* Data excerpts:
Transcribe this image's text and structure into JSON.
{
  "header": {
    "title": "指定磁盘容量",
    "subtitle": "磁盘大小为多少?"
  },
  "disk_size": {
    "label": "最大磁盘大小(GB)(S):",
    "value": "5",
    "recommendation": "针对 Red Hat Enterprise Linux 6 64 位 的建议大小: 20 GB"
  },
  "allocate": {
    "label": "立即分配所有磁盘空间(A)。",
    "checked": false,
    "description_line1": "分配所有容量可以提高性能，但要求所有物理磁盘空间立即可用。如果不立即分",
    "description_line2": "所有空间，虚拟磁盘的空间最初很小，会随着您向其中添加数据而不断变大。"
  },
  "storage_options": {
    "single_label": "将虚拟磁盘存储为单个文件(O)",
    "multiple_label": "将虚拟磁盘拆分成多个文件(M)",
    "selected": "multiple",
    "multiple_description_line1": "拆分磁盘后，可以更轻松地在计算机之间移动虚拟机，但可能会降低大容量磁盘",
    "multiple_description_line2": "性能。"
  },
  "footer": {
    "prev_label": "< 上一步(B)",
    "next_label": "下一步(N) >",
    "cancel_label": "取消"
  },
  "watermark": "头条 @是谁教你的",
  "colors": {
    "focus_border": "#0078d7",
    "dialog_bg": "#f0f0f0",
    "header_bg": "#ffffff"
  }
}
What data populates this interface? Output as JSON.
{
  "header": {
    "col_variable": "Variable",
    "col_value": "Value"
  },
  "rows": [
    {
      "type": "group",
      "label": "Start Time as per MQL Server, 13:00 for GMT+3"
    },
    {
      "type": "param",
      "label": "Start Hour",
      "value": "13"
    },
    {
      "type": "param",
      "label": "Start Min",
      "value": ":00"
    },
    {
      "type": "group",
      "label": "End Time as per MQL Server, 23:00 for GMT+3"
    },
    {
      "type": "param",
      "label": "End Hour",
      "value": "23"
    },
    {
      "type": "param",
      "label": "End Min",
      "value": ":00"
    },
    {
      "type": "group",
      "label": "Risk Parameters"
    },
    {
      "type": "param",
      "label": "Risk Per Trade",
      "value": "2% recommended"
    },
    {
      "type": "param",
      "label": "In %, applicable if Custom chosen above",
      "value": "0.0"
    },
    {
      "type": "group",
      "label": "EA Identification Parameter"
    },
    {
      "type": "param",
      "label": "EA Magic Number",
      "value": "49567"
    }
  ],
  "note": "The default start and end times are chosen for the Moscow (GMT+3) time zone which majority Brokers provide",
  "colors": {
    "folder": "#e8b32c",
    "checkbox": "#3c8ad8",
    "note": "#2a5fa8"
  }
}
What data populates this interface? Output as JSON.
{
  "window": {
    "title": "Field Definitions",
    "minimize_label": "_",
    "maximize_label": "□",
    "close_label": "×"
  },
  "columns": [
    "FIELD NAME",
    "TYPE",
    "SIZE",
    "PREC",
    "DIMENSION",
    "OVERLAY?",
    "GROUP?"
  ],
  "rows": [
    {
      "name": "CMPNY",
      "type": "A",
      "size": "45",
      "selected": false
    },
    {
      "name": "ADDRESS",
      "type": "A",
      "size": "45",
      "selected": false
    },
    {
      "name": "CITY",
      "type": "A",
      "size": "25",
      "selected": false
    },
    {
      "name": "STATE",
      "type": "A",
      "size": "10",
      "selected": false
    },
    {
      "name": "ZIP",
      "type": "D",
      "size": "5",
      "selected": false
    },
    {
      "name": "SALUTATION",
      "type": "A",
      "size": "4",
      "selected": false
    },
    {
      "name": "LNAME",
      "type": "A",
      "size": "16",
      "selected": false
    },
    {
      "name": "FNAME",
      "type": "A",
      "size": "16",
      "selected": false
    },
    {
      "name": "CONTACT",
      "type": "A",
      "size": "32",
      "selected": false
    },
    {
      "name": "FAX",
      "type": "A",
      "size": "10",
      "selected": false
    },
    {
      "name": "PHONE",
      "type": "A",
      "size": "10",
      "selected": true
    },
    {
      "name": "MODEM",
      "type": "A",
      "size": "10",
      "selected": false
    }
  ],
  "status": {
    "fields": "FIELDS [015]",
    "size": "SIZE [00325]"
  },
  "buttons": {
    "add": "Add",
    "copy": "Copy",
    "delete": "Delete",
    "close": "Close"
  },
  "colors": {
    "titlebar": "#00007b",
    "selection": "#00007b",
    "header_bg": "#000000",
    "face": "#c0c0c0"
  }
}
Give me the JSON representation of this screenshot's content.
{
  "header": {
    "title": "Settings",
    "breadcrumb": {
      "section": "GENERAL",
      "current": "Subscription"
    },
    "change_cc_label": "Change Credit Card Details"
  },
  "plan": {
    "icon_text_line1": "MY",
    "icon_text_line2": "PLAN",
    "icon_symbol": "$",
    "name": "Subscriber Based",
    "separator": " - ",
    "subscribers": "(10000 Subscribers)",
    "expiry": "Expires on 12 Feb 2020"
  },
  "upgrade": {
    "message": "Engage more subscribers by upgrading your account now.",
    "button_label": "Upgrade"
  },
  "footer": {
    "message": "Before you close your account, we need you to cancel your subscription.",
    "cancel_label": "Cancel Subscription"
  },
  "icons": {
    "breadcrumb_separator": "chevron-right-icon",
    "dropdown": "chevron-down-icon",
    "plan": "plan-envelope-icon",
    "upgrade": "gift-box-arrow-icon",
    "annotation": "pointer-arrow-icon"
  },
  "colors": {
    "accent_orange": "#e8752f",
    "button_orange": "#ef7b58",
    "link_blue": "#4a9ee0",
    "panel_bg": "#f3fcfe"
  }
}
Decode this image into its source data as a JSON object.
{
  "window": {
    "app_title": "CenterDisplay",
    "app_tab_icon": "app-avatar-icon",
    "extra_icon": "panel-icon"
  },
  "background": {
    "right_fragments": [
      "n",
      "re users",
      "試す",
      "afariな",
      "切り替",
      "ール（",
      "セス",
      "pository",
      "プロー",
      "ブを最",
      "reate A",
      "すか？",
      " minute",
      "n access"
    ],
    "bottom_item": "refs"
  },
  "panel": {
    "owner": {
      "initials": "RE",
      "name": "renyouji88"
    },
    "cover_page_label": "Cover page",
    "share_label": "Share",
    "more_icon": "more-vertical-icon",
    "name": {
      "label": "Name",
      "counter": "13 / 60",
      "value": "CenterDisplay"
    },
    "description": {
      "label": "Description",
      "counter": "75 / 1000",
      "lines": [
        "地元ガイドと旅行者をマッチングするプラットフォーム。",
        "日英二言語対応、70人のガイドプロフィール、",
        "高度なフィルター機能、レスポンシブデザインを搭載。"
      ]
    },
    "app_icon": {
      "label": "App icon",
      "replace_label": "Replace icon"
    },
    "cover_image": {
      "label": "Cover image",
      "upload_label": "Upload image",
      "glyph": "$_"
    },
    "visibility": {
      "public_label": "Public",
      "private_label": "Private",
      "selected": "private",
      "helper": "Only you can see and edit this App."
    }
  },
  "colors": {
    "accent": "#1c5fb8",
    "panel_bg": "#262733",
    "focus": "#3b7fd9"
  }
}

* Work to complete: Transcribe the whole listing with nothing added or left out.

* Reply to the exercise:
Transcribe this image's text and structure into JSON.
{
  "header": {
    "title": "指定磁盘容量",
    "subtitle": "磁盘大小为多少?"
  },
  "disk_size": {
    "label": "最大磁盘大小(GB)(S):",
    "value": "5",
    "recommendation": "针对 Red Hat Enterprise Linux 6 64 位 的建议大小: 20 GB"
  },
  "allocate": {
    "label": "立即分配所有磁盘空间(A)。",
    "checked": false,
    "description_line1": "分配所有容量可以提高性能，但要求所有物理磁盘空间立即可用。如果不立即分",
    "description_line2": "所有空间，虚拟磁盘的空间最初很小，会随着您向其中添加数据而不断变大。"
  },
  "storage_options": {
    "single_label": "将虚拟磁盘存储为单个文件(O)",
    "multiple_label": "将虚拟磁盘拆分成多个文件(M)",
    "selected": "multiple",
    "multiple_description_line1": "拆分磁盘后，可以更轻松地在计算机之间移动虚拟机，但可能会降低大容量磁盘",
    "multiple_description_line2": "性能。"
  },
  "footer": {
    "prev_label": "< 上一步(B)",
    "next_label": "下一步(N) >",
    "cancel_label": "取消"
  },
  "watermark": "头条 @是谁教你的",
  "colors": {
    "focus_border": "#0078d7",
    "dialog_bg": "#f0f0f0",
    "header_bg": "#ffffff"
  }
}
What data populates this interface? Output as JSON.
{
  "header": {
    "col_variable": "Variable",
    "col_value": "Value"
  },
  "rows": [
    {
      "type": "group",
      "label": "Start Time as per MQL Server, 13:00 for GMT+3"
    },
    {
      "type": "param",
      "label": "Start Hour",
      "value": "13"
    },
    {
      "type": "param",
      "label": "Start Min",
      "value": ":00"
    },
    {
      "type": "group",
      "label": "End Time as per MQL Server, 23:00 for GMT+3"
    },
    {
      "type": "param",
      "label": "End Hour",
      "value": "23"
    },
    {
      "type": "param",
      "label": "End Min",
      "value": ":00"
    },
    {
      "type": "group",
      "label": "Risk Parameters"
    },
    {
      "type": "param",
      "label": "Risk Per Trade",
      "value": "2% recommended"
    },
    {
      "type": "param",
      "label": "In %, applicable if Custom chosen above",
      "value": "0.0"
    },
    {
      "type": "group",
      "label": "EA Identification Parameter"
    },
    {
      "type": "param",
      "label": "EA Magic Number",
      "value": "49567"
    }
  ],
  "note": "The default start and end times are chosen for the Moscow (GMT+3) time zone which majority Brokers provide",
  "colors": {
    "folder": "#e8b32c",
    "checkbox": "#3c8ad8",
    "note": "#2a5fa8"
  }
}
What data populates this interface? Output as JSON.
{
  "window": {
    "title": "Field Definitions",
    "minimize_label": "_",
    "maximize_label": "□",
    "close_label": "×"
  },
  "columns": [
    "FIELD NAME",
    "TYPE",
    "SIZE",
    "PREC",
    "DIMENSION",
    "OVERLAY?",
    "GROUP?"
  ],
  "rows": [
    {
      "name": "CMPNY",
      "type": "A",
      "size": "45",
      "selected": false
    },
    {
      "name": "ADDRESS",
      "type": "A",
      "size": "45",
      "selected": false
    },
    {
      "name": "CITY",
      "type": "A",
      "size": "25",
      "selected": false
    },
    {
      "name": "STATE",
      "type": "A",
      "size": "10",
      "selected": false
    },
    {
      "name": "ZIP",
      "type": "D",
      "size": "5",
      "selected": false
    },
    {
      "name": "SALUTATION",
      "type": "A",
      "size": "4",
      "selected": false
    },
    {
      "name": "LNAME",
      "type": "A",
      "size": "16",
      "selected": false
    },
    {
      "name": "FNAME",
      "type": "A",
      "size": "16",
      "selected": false
    },
    {
      "name": "CONTACT",
      "type": "A",
      "size": "32",
      "selected": false
    },
    {
      "name": "FAX",
      "type": "A",
      "size": "10",
      "selected": false
    },
    {
      "name": "PHONE",
      "type": "A",
      "size": "10",
      "selected": true
    },
    {
      "name": "MODEM",
      "type": "A",
      "size": "10",
      "selected": false
    }
  ],
  "status": {
    "fields": "FIELDS [015]",
    "size": "SIZE [00325]"
  },
  "buttons": {
    "add": "Add",
    "copy": "Copy",
    "delete": "Delete",
    "close": "Close"
  },
  "colors": {
    "titlebar": "#00007b",
    "selection": "#00007b",
    "header_bg": "#000000",
    "face": "#c0c0c0"
  }
}
Give me the JSON representation of this screenshot's content.
{
  "header": {
    "title": "Settings",
    "breadcrumb": {
      "section": "GENERAL",
      "current": "Subscription"
    },
    "change_cc_label": "Change Credit Card Details"
  },
  "plan": {
    "icon_text_line1": "MY",
    "icon_text_line2": "PLAN",
    "icon_symbol": "$",
    "name": "Subscriber Based",
    "separator": " - ",
    "subscribers": "(10000 Subscribers)",
    "expiry": "Expires on 12 Feb 2020"
  },
  "upgrade": {
    "message": "Engage more subscribers by upgrading your account now.",
    "button_label": "Upgrade"
  },
  "footer": {
    "message": "Before you close your account, we need you to cancel your subscription.",
    "cancel_label": "Cancel Subscription"
  },
  "icons": {
    "breadcrumb_separator": "chevron-right-icon",
    "dropdown": "chevron-down-icon",
    "plan": "plan-envelope-icon",
    "upgrade": "gift-box-arrow-icon",
    "annotation": "pointer-arrow-icon"
  },
  "colors": {
    "accent_orange": "#e8752f",
    "button_orange": "#ef7b58",
    "link_blue": "#4a9ee0",
    "panel_bg": "#f3fcfe"
  }
}
Decode this image into its source data as a JSON object.
{
  "window": {
    "app_title": "CenterDisplay",
    "app_tab_icon": "app-avatar-icon",
    "extra_icon": "panel-icon"
  },
  "background": {
    "right_fragments": [
      "n",
      "re users",
      "試す",
      "afariな",
      "切り替",
      "ール（",
      "セス",
      "pository",
      "プロー",
      "ブを最",
      "reate A",
      "すか？",
      " minute",
      "n access"
    ],
    "bottom_item": "refs"
  },
  "panel": {
    "owner": {
      "initials": "RE",
      "name": "renyouji88"
    },
    "cover_page_label": "Cover page",
    "share_label": "Share",
    "more_icon": "more-vertical-icon",
    "name": {
      "label": "Name",
      "counter": "13 / 60",
      "value": "CenterDisplay"
    },
    "description": {
      "label": "Description",
      "counter": "75 / 1000",
      "lines": [
        "地元ガイドと旅行者をマッチングするプラットフォーム。",
        "日英二言語対応、70人のガイドプロフィール、",
        "高度なフィルター機能、レスポンシブデザインを搭載。"
      ]
    },
    "app_icon": {
      "label": "App icon",
      "replace_label": "Replace icon"
    },
    "cover_image": {
      "label": "Cover image",
      "upload_label": "Upload image",
      "glyph": "$_"
    },
    "visibility": {
      "public_label": "Public",
      "private_label": "Private",
      "selected": "private",
      "helper": "Only you can see and edit this App."
    }
  },
  "colors": {
    "accent": "#1c5fb8",
    "panel_bg": "#262733",
    "focus": "#3b7fd9"
  }
}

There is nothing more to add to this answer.